## Stated problem
Write out every line of the material exactly as it appears.

## Data for processing
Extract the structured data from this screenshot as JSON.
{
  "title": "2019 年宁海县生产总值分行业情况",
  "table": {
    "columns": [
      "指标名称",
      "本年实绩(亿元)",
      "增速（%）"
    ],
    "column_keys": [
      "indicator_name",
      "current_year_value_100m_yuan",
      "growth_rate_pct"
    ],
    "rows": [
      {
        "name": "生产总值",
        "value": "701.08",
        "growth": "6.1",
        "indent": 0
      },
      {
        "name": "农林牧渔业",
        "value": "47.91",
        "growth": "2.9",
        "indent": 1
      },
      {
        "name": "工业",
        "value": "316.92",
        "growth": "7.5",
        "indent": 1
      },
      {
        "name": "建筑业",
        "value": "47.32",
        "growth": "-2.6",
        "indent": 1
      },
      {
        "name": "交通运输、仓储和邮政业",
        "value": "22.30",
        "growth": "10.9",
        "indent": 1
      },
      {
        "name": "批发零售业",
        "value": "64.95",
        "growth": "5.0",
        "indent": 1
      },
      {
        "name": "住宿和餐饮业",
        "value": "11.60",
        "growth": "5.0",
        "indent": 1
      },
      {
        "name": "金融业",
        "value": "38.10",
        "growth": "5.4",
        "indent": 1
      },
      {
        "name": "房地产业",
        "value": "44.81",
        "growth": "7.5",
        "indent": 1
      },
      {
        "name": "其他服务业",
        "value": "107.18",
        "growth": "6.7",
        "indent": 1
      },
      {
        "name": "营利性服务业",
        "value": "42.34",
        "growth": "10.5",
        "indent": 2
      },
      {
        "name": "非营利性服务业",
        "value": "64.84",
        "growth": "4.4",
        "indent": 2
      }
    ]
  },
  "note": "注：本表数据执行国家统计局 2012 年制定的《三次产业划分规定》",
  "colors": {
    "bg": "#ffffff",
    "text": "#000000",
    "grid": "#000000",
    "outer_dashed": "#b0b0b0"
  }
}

## Result of the exercise
Extract the structured data from this screenshot as JSON.
{
  "title": "2019 年宁海县生产总值分行业情况",
  "table": {
    "columns": [
      "指标名称",
      "本年实绩(亿元)",
      "增速（%）"
    ],
    "column_keys": [
      "indicator_name",
      "current_year_value_100m_yuan",
      "growth_rate_pct"
    ],
    "rows": [
      {
        "name": "生产总值",
        "value": "701.08",
        "growth": "6.1",
        "indent": 0
      },
      {
        "name": "农林牧渔业",
        "value": "47.91",
        "growth": "2.9",
        "indent": 1
      },
      {
        "name": "工业",
        "value": "316.92",
        "growth": "7.5",
        "indent": 1
      },
      {
        "name": "建筑业",
        "value": "47.32",
        "growth": "-2.6",
        "indent": 1
      },
      {
        "name": "交通运输、仓储和邮政业",
        "value": "22.30",
        "growth": "10.9",
        "indent": 1
      },
      {
        "name": "批发零售业",
        "value": "64.95",
        "growth": "5.0",
        "indent": 1
      },
      {
        "name": "住宿和餐饮业",
        "value": "11.60",
        "growth": "5.0",
        "indent": 1
      },
      {
        "name": "金融业",
        "value": "38.10",
        "growth": "5.4",
        "indent": 1
      },
      {
        "name": "房地产业",
        "value": "44.81",
        "growth": "7.5",
        "indent": 1
      },
      {
        "name": "其他服务业",
        "value": "107.18",
        "growth": "6.7",
        "indent": 1
      },
      {
        "name": "营利性服务业",
        "value": "42.34",
        "growth": "10.5",
        "indent": 2
      },
      {
        "name": "非营利性服务业",
        "value": "64.84",
        "growth": "4.4",
        "indent": 2
      }
    ]
  },
  "note": "注：本表数据执行国家统计局 2012 年制定的《三次产业划分规定》",
  "colors": {
    "bg": "#ffffff",
    "text": "#000000",
    "grid": "#000000",
    "outer_dashed": "#b0b0b0"
  }
}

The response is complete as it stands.